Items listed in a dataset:
========================================================================

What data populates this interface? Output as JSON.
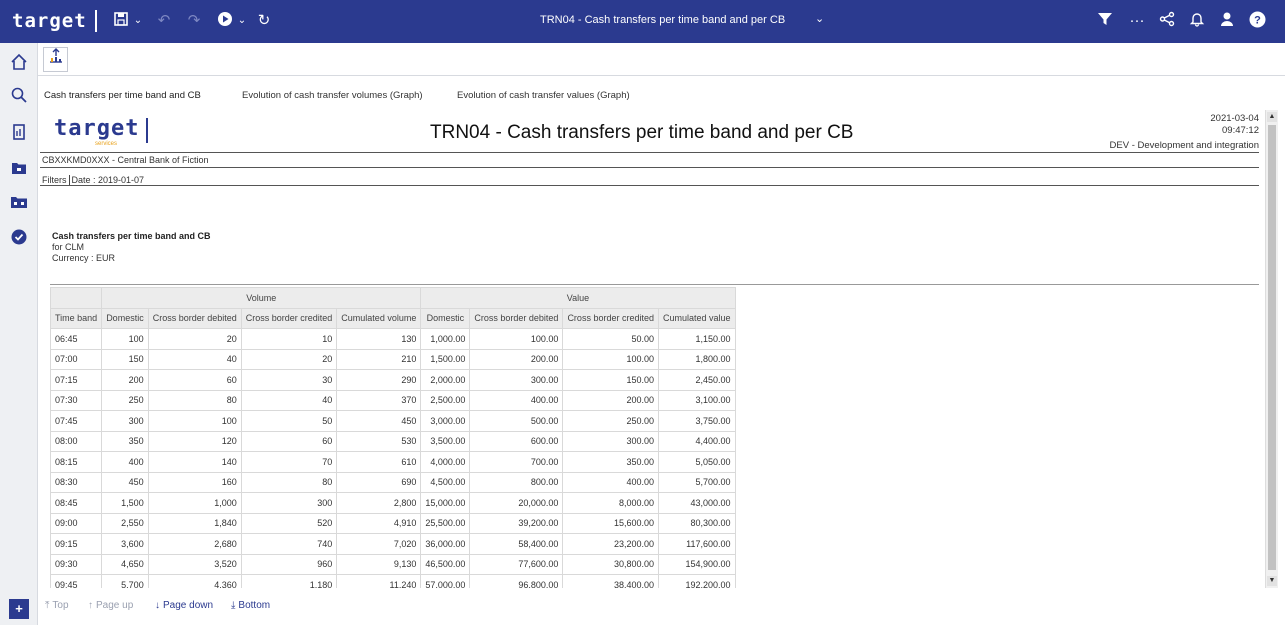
{
  "app": {
    "brand": "target",
    "document_title": "TRN04 - Cash transfers per time band and per CB"
  },
  "toolbar_icons": [
    "save-icon",
    "undo-icon",
    "redo-icon",
    "play-icon",
    "refresh-icon",
    "filter-icon",
    "more-icon",
    "share-icon",
    "bell-icon",
    "user-icon",
    "help-icon"
  ],
  "tabs": [
    {
      "label": "Cash transfers per time band and CB",
      "active": true
    },
    {
      "label": "Evolution of cash transfer volumes (Graph)",
      "active": false
    },
    {
      "label": "Evolution of cash transfer values (Graph)",
      "active": false
    }
  ],
  "report": {
    "logo": "target",
    "logo_sub": "services",
    "title": "TRN04 - Cash transfers per time band and per CB",
    "date": "2021-03-04",
    "time": "09:47:12",
    "environment": "DEV - Development and integration",
    "central_bank": "CBXXKMD0XXX - Central Bank of Fiction",
    "filters_label": "Filters",
    "filters_value": "Date : 2019-01-07",
    "section_title": "Cash transfers per time band and CB",
    "section_for": "for CLM",
    "section_currency": "Currency : EUR"
  },
  "table": {
    "group_headers": [
      "Volume",
      "Value"
    ],
    "columns": [
      "Time band",
      "Domestic",
      "Cross border debited",
      "Cross border credited",
      "Cumulated volume",
      "Domestic",
      "Cross border debited",
      "Cross border credited",
      "Cumulated value"
    ],
    "rows": [
      [
        "06:45",
        "100",
        "20",
        "10",
        "130",
        "1,000.00",
        "100.00",
        "50.00",
        "1,150.00"
      ],
      [
        "07:00",
        "150",
        "40",
        "20",
        "210",
        "1,500.00",
        "200.00",
        "100.00",
        "1,800.00"
      ],
      [
        "07:15",
        "200",
        "60",
        "30",
        "290",
        "2,000.00",
        "300.00",
        "150.00",
        "2,450.00"
      ],
      [
        "07:30",
        "250",
        "80",
        "40",
        "370",
        "2,500.00",
        "400.00",
        "200.00",
        "3,100.00"
      ],
      [
        "07:45",
        "300",
        "100",
        "50",
        "450",
        "3,000.00",
        "500.00",
        "250.00",
        "3,750.00"
      ],
      [
        "08:00",
        "350",
        "120",
        "60",
        "530",
        "3,500.00",
        "600.00",
        "300.00",
        "4,400.00"
      ],
      [
        "08:15",
        "400",
        "140",
        "70",
        "610",
        "4,000.00",
        "700.00",
        "350.00",
        "5,050.00"
      ],
      [
        "08:30",
        "450",
        "160",
        "80",
        "690",
        "4,500.00",
        "800.00",
        "400.00",
        "5,700.00"
      ],
      [
        "08:45",
        "1,500",
        "1,000",
        "300",
        "2,800",
        "15,000.00",
        "20,000.00",
        "8,000.00",
        "43,000.00"
      ],
      [
        "09:00",
        "2,550",
        "1,840",
        "520",
        "4,910",
        "25,500.00",
        "39,200.00",
        "15,600.00",
        "80,300.00"
      ],
      [
        "09:15",
        "3,600",
        "2,680",
        "740",
        "7,020",
        "36,000.00",
        "58,400.00",
        "23,200.00",
        "117,600.00"
      ],
      [
        "09:30",
        "4,650",
        "3,520",
        "960",
        "9,130",
        "46,500.00",
        "77,600.00",
        "30,800.00",
        "154,900.00"
      ],
      [
        "09:45",
        "5,700",
        "4,360",
        "1,180",
        "11,240",
        "57,000.00",
        "96,800.00",
        "38,400.00",
        "192,200.00"
      ]
    ]
  },
  "paging": {
    "top": "Top",
    "page_up": "Page up",
    "page_down": "Page down",
    "bottom": "Bottom"
  }
}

========================================================================

Direction: Transcribe every entry above exactly. Omit all pictures.

Answer to the task:
What data populates this interface? Output as JSON.
{
  "app": {
    "brand": "target",
    "document_title": "TRN04 - Cash transfers per time band and per CB"
  },
  "toolbar_icons": [
    "save-icon",
    "undo-icon",
    "redo-icon",
    "play-icon",
    "refresh-icon",
    "filter-icon",
    "more-icon",
    "share-icon",
    "bell-icon",
    "user-icon",
    "help-icon"
  ],
  "tabs": [
    {
      "label": "Cash transfers per time band and CB",
      "active": true
    },
    {
      "label": "Evolution of cash transfer volumes (Graph)",
      "active": false
    },
    {
      "label": "Evolution of cash transfer values (Graph)",
      "active": false
    }
  ],
  "report": {
    "logo": "target",
    "logo_sub": "services",
    "title": "TRN04 - Cash transfers per time band and per CB",
    "date": "2021-03-04",
    "time": "09:47:12",
    "environment": "DEV - Development and integration",
    "central_bank": "CBXXKMD0XXX - Central Bank of Fiction",
    "filters_label": "Filters",
    "filters_value": "Date : 2019-01-07",
    "section_title": "Cash transfers per time band and CB",
    "section_for": "for CLM",
    "section_currency": "Currency : EUR"
  },
  "table": {
    "group_headers": [
      "Volume",
      "Value"
    ],
    "columns": [
      "Time band",
      "Domestic",
      "Cross border debited",
      "Cross border credited",
      "Cumulated volume",
      "Domestic",
      "Cross border debited",
      "Cross border credited",
      "Cumulated value"
    ],
    "rows": [
      [
        "06:45",
        "100",
        "20",
        "10",
        "130",
        "1,000.00",
        "100.00",
        "50.00",
        "1,150.00"
      ],
      [
        "07:00",
        "150",
        "40",
        "20",
        "210",
        "1,500.00",
        "200.00",
        "100.00",
        "1,800.00"
      ],
      [
        "07:15",
        "200",
        "60",
        "30",
        "290",
        "2,000.00",
        "300.00",
        "150.00",
        "2,450.00"
      ],
      [
        "07:30",
        "250",
        "80",
        "40",
        "370",
        "2,500.00",
        "400.00",
        "200.00",
        "3,100.00"
      ],
      [
        "07:45",
        "300",
        "100",
        "50",
        "450",
        "3,000.00",
        "500.00",
        "250.00",
        "3,750.00"
      ],
      [
        "08:00",
        "350",
        "120",
        "60",
        "530",
        "3,500.00",
        "600.00",
        "300.00",
        "4,400.00"
      ],
      [
        "08:15",
        "400",
        "140",
        "70",
        "610",
        "4,000.00",
        "700.00",
        "350.00",
        "5,050.00"
      ],
      [
        "08:30",
        "450",
        "160",
        "80",
        "690",
        "4,500.00",
        "800.00",
        "400.00",
        "5,700.00"
      ],
      [
        "08:45",
        "1,500",
        "1,000",
        "300",
        "2,800",
        "15,000.00",
        "20,000.00",
        "8,000.00",
        "43,000.00"
      ],
      [
        "09:00",
        "2,550",
        "1,840",
        "520",
        "4,910",
        "25,500.00",
        "39,200.00",
        "15,600.00",
        "80,300.00"
      ],
      [
        "09:15",
        "3,600",
        "2,680",
        "740",
        "7,020",
        "36,000.00",
        "58,400.00",
        "23,200.00",
        "117,600.00"
      ],
      [
        "09:30",
        "4,650",
        "3,520",
        "960",
        "9,130",
        "46,500.00",
        "77,600.00",
        "30,800.00",
        "154,900.00"
      ],
      [
        "09:45",
        "5,700",
        "4,360",
        "1,180",
        "11,240",
        "57,000.00",
        "96,800.00",
        "38,400.00",
        "192,200.00"
      ]
    ]
  },
  "paging": {
    "top": "Top",
    "page_up": "Page up",
    "page_down": "Page down",
    "bottom": "Bottom"
  }
}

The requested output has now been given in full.